Output the material below in full, exactly as it is.

Data excerpts:
####
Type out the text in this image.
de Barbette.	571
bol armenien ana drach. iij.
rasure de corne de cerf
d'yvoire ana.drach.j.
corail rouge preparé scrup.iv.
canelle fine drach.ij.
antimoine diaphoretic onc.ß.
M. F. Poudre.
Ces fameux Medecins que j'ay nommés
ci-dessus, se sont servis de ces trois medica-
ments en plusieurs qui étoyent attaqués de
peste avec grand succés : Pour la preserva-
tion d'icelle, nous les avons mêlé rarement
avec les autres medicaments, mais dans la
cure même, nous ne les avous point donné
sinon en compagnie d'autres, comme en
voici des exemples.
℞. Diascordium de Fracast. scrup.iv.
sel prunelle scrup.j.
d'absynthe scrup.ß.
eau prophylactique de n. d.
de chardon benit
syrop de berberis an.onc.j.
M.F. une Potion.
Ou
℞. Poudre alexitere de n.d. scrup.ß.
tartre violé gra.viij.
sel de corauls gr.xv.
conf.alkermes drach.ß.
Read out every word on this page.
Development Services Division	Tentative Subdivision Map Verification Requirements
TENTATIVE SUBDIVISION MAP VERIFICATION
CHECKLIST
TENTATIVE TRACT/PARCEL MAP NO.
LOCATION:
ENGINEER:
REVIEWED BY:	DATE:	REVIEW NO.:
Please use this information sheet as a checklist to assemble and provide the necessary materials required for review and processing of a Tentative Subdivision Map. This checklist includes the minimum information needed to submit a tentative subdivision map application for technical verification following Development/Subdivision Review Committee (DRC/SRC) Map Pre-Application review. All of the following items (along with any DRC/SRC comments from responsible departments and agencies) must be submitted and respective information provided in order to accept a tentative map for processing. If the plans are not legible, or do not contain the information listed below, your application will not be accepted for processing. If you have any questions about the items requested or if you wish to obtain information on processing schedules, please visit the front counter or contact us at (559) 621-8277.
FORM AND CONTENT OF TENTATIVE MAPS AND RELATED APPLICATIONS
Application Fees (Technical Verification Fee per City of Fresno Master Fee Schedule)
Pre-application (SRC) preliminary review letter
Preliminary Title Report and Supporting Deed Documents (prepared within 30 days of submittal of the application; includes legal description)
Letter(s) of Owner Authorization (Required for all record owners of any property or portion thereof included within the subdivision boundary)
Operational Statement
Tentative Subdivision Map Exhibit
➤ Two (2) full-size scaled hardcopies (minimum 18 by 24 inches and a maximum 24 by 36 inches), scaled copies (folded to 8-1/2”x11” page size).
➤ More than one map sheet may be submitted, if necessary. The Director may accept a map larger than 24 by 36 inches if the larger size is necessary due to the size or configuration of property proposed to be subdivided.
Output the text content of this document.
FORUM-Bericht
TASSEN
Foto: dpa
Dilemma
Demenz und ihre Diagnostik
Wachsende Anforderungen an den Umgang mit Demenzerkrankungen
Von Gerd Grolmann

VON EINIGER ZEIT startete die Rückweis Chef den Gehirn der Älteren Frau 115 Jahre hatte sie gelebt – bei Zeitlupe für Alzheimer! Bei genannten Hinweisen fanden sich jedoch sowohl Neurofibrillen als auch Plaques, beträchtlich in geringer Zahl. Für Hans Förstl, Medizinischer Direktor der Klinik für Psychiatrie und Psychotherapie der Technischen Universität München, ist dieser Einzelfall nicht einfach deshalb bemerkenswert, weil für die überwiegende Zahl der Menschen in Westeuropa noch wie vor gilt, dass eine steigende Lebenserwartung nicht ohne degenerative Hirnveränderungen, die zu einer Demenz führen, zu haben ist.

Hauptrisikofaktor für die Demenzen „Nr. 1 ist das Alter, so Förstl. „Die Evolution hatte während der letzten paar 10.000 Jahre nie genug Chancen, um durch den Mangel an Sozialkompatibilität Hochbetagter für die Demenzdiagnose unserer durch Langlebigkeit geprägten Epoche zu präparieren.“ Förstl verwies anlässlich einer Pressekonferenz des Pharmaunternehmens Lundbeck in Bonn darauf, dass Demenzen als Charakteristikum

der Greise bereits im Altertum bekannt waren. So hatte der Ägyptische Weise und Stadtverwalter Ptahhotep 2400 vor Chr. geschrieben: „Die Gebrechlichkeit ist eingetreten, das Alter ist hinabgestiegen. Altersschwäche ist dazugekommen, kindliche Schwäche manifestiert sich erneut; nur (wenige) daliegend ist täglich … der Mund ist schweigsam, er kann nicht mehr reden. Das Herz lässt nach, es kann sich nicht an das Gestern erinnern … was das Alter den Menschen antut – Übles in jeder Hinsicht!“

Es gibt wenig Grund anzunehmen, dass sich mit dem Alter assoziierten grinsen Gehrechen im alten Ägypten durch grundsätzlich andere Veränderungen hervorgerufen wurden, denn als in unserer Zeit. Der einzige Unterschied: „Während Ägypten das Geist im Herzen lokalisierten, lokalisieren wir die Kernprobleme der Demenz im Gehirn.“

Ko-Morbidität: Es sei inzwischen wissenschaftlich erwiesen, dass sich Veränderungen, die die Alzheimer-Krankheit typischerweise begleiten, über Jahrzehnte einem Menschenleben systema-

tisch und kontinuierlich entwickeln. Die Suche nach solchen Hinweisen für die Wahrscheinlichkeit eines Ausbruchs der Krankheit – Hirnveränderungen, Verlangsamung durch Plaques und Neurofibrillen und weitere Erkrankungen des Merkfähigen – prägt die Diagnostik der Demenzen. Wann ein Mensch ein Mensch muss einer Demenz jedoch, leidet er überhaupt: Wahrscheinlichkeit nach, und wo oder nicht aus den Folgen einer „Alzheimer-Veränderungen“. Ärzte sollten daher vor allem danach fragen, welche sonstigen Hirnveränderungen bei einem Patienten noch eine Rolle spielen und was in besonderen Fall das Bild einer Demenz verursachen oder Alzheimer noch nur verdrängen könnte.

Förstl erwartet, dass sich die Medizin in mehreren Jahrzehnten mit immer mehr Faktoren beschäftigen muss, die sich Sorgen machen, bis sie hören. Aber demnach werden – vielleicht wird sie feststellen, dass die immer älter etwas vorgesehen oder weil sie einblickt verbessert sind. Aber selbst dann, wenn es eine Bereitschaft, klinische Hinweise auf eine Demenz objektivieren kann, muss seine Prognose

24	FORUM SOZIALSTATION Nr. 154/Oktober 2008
####
Written response:
Type out the text in this image.
de Barbette.	571
bol armenien ana drach. iij.
rasure de corne de cerf
d'yvoire ana.drach.j.
corail rouge preparé scrup.iv.
canelle fine drach.ij.
antimoine diaphoretic onc.ß.
M. F. Poudre.
Ces fameux Medecins que j'ay nommés
ci-dessus, se sont servis de ces trois medica-
ments en plusieurs qui étoyent attaqués de
peste avec grand succés : Pour la preserva-
tion d'icelle, nous les avons mêlé rarement
avec les autres medicaments, mais dans la
cure même, nous ne les avous point donné
sinon en compagnie d'autres, comme en
voici des exemples.
℞. Diascordium de Fracast. scrup.iv.
sel prunelle scrup.j.
d'absynthe scrup.ß.
eau prophylactique de n. d.
de chardon benit
syrop de berberis an.onc.j.
M.F. une Potion.
Ou
℞. Poudre alexitere de n.d. scrup.ß.
tartre violé gra.viij.
sel de corauls gr.xv.
conf.alkermes drach.ß.
Read out every word on this page.
Development Services Division	Tentative Subdivision Map Verification Requirements
TENTATIVE SUBDIVISION MAP VERIFICATION
CHECKLIST
TENTATIVE TRACT/PARCEL MAP NO.
LOCATION:
ENGINEER:
REVIEWED BY:	DATE:	REVIEW NO.:
Please use this information sheet as a checklist to assemble and provide the necessary materials required for review and processing of a Tentative Subdivision Map. This checklist includes the minimum information needed to submit a tentative subdivision map application for technical verification following Development/Subdivision Review Committee (DRC/SRC) Map Pre-Application review. All of the following items (along with any DRC/SRC comments from responsible departments and agencies) must be submitted and respective information provided in order to accept a tentative map for processing. If the plans are not legible, or do not contain the information listed below, your application will not be accepted for processing. If you have any questions about the items requested or if you wish to obtain information on processing schedules, please visit the front counter or contact us at (559) 621-8277.
FORM AND CONTENT OF TENTATIVE MAPS AND RELATED APPLICATIONS
Application Fees (Technical Verification Fee per City of Fresno Master Fee Schedule)
Pre-application (SRC) preliminary review letter
Preliminary Title Report and Supporting Deed Documents (prepared within 30 days of submittal of the application; includes legal description)
Letter(s) of Owner Authorization (Required for all record owners of any property or portion thereof included within the subdivision boundary)
Operational Statement
Tentative Subdivision Map Exhibit
➤ Two (2) full-size scaled hardcopies (minimum 18 by 24 inches and a maximum 24 by 36 inches), scaled copies (folded to 8-1/2”x11” page size).
➤ More than one map sheet may be submitted, if necessary. The Director may accept a map larger than 24 by 36 inches if the larger size is necessary due to the size or configuration of property proposed to be subdivided.
Output the text content of this document.
FORUM-Bericht
TASSEN
Foto: dpa
Dilemma
Demenz und ihre Diagnostik
Wachsende Anforderungen an den Umgang mit Demenzerkrankungen
Von Gerd Grolmann

VON EINIGER ZEIT startete die Rückweis Chef den Gehirn der Älteren Frau 115 Jahre hatte sie gelebt – bei Zeitlupe für Alzheimer! Bei genannten Hinweisen fanden sich jedoch sowohl Neurofibrillen als auch Plaques, beträchtlich in geringer Zahl. Für Hans Förstl, Medizinischer Direktor der Klinik für Psychiatrie und Psychotherapie der Technischen Universität München, ist dieser Einzelfall nicht einfach deshalb bemerkenswert, weil für die überwiegende Zahl der Menschen in Westeuropa noch wie vor gilt, dass eine steigende Lebenserwartung nicht ohne degenerative Hirnveränderungen, die zu einer Demenz führen, zu haben ist.

Hauptrisikofaktor für die Demenzen „Nr. 1 ist das Alter, so Förstl. „Die Evolution hatte während der letzten paar 10.000 Jahre nie genug Chancen, um durch den Mangel an Sozialkompatibilität Hochbetagter für die Demenzdiagnose unserer durch Langlebigkeit geprägten Epoche zu präparieren.“ Förstl verwies anlässlich einer Pressekonferenz des Pharmaunternehmens Lundbeck in Bonn darauf, dass Demenzen als Charakteristikum

der Greise bereits im Altertum bekannt waren. So hatte der Ägyptische Weise und Stadtverwalter Ptahhotep 2400 vor Chr. geschrieben: „Die Gebrechlichkeit ist eingetreten, das Alter ist hinabgestiegen. Altersschwäche ist dazugekommen, kindliche Schwäche manifestiert sich erneut; nur (wenige) daliegend ist täglich … der Mund ist schweigsam, er kann nicht mehr reden. Das Herz lässt nach, es kann sich nicht an das Gestern erinnern … was das Alter den Menschen antut – Übles in jeder Hinsicht!“

Es gibt wenig Grund anzunehmen, dass sich mit dem Alter assoziierten grinsen Gehrechen im alten Ägypten durch grundsätzlich andere Veränderungen hervorgerufen wurden, denn als in unserer Zeit. Der einzige Unterschied: „Während Ägypten das Geist im Herzen lokalisierten, lokalisieren wir die Kernprobleme der Demenz im Gehirn.“

Ko-Morbidität: Es sei inzwischen wissenschaftlich erwiesen, dass sich Veränderungen, die die Alzheimer-Krankheit typischerweise begleiten, über Jahrzehnte einem Menschenleben systema-

tisch und kontinuierlich entwickeln. Die Suche nach solchen Hinweisen für die Wahrscheinlichkeit eines Ausbruchs der Krankheit – Hirnveränderungen, Verlangsamung durch Plaques und Neurofibrillen und weitere Erkrankungen des Merkfähigen – prägt die Diagnostik der Demenzen. Wann ein Mensch ein Mensch muss einer Demenz jedoch, leidet er überhaupt: Wahrscheinlichkeit nach, und wo oder nicht aus den Folgen einer „Alzheimer-Veränderungen“. Ärzte sollten daher vor allem danach fragen, welche sonstigen Hirnveränderungen bei einem Patienten noch eine Rolle spielen und was in besonderen Fall das Bild einer Demenz verursachen oder Alzheimer noch nur verdrängen könnte.

Förstl erwartet, dass sich die Medizin in mehreren Jahrzehnten mit immer mehr Faktoren beschäftigen muss, die sich Sorgen machen, bis sie hören. Aber demnach werden – vielleicht wird sie feststellen, dass die immer älter etwas vorgesehen oder weil sie einblickt verbessert sind. Aber selbst dann, wenn es eine Bereitschaft, klinische Hinweise auf eine Demenz objektivieren kann, muss seine Prognose

24	FORUM SOZIALSTATION Nr. 154/Oktober 2008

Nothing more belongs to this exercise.